▶ **Page text**:
####################

The company will go on to invest an additional $600 million by 2020 in a bid to boost production and fulfill a sales target of $1 billion that year.

The CEO expressed optimistic prospects for the new factory.

“China accounts for 40 percent of global demand for electric cars,” Cho said. “In this regard, Samsung SDI hopes to become a leading player in the market.”

Cho also touted the city of Xi’an as the right place to house the complex.

“Xi’an is a key place for China’s economic development initiative, ‘One Belt, One Road,’” he said, “We will develop the plant into a global hub of EV battery manufacturing, going hand-in-hand with the development plan.”

The initiative is aimed at boosting development along the ancient “silk road” trading routes between China and Europe, and Xi’an has been selected as the starting point of the so-called Silk Road Economic Belt.

Despite the rosy prospects painted by the company, analysts have mixed views on the electric vehicle industry.

Skeptics worry that the limited availability of charging stations will ultimately hold back EVs from becoming alternatives to conventional cars.

Some analysts have also pointed out that battery suppliers are so numerous that competition within the market will be cutthroat.

####################

▶ **Work required**: Write the next few paragraphs of the article on Samsung SDI's electric-car battery plant in Xi'an, picking up after the sentence about cutthroat competition among battery suppliers.

▶ **Source data**:
####################

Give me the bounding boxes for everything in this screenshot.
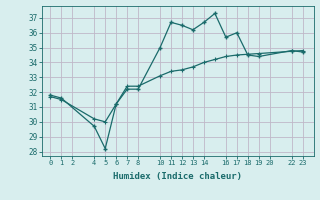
X-axis label: Humidex (Indice chaleur): Humidex (Indice chaleur) [113, 172, 242, 181]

####################

▶ **Exercise answer**:
But the Chinese government’s announcement to support electric car-charging stations in October boosted the morale of battery suppliers.

China said it will build a nationwide charging station network to serve the power demands of five million electric vehicles by 2020.

China sees that speeding up the construction of a nationwide charging network will help achieve its goal of reducing pollution by boosting the appeal of electric cars.

Rival LG Chem is also betting big on lithium batteries tailored for the vehicles.

The company announced Wednesday that it will supply nearly all of the powertrain parts and other components for its long-range Chevrolet Bolt.

LG Chem forged a partnership with Volkswagen AG’s Audi division, Daimler AG, Ford Motor and other automakers. LG formed a vehicle components group two years ago and is also making the other parts.